> [DIRECTIVE] Extract each line of the data and write it out again exactly.

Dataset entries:
^^^^^^^^^^^^^^^^

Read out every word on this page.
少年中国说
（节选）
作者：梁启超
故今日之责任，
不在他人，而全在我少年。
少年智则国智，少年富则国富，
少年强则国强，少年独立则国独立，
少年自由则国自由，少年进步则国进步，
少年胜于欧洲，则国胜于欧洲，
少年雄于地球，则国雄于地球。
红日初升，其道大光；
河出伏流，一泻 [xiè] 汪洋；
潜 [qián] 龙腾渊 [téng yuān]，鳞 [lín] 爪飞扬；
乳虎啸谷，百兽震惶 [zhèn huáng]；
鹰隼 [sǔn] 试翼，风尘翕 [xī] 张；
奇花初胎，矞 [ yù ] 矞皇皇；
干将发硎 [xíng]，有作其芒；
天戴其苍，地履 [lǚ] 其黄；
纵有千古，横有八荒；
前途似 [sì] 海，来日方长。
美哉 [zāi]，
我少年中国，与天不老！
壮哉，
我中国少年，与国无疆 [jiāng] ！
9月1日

^^^^^^^^^^^^^^^^

> [RESPONSE BELOW]
Read out every word on this page.
少年中国说
（节选）
作者：梁启超
故今日之责任，
不在他人，而全在我少年。
少年智则国智，少年富则国富，
少年强则国强，少年独立则国独立，
少年自由则国自由，少年进步则国进步，
少年胜于欧洲，则国胜于欧洲，
少年雄于地球，则国雄于地球。
红日初升，其道大光；
河出伏流，一泻 [xiè] 汪洋；
潜 [qián] 龙腾渊 [téng yuān]，鳞 [lín] 爪飞扬；
乳虎啸谷，百兽震惶 [zhèn huáng]；
鹰隼 [sǔn] 试翼，风尘翕 [xī] 张；
奇花初胎，矞 [ yù ] 矞皇皇；
干将发硎 [xíng]，有作其芒；
天戴其苍，地履 [lǚ] 其黄；
纵有千古，横有八荒；
前途似 [sì] 海，来日方长。
美哉 [zāi]，
我少年中国，与天不老！
壮哉，
我中国少年，与国无疆 [jiāng] ！
9月1日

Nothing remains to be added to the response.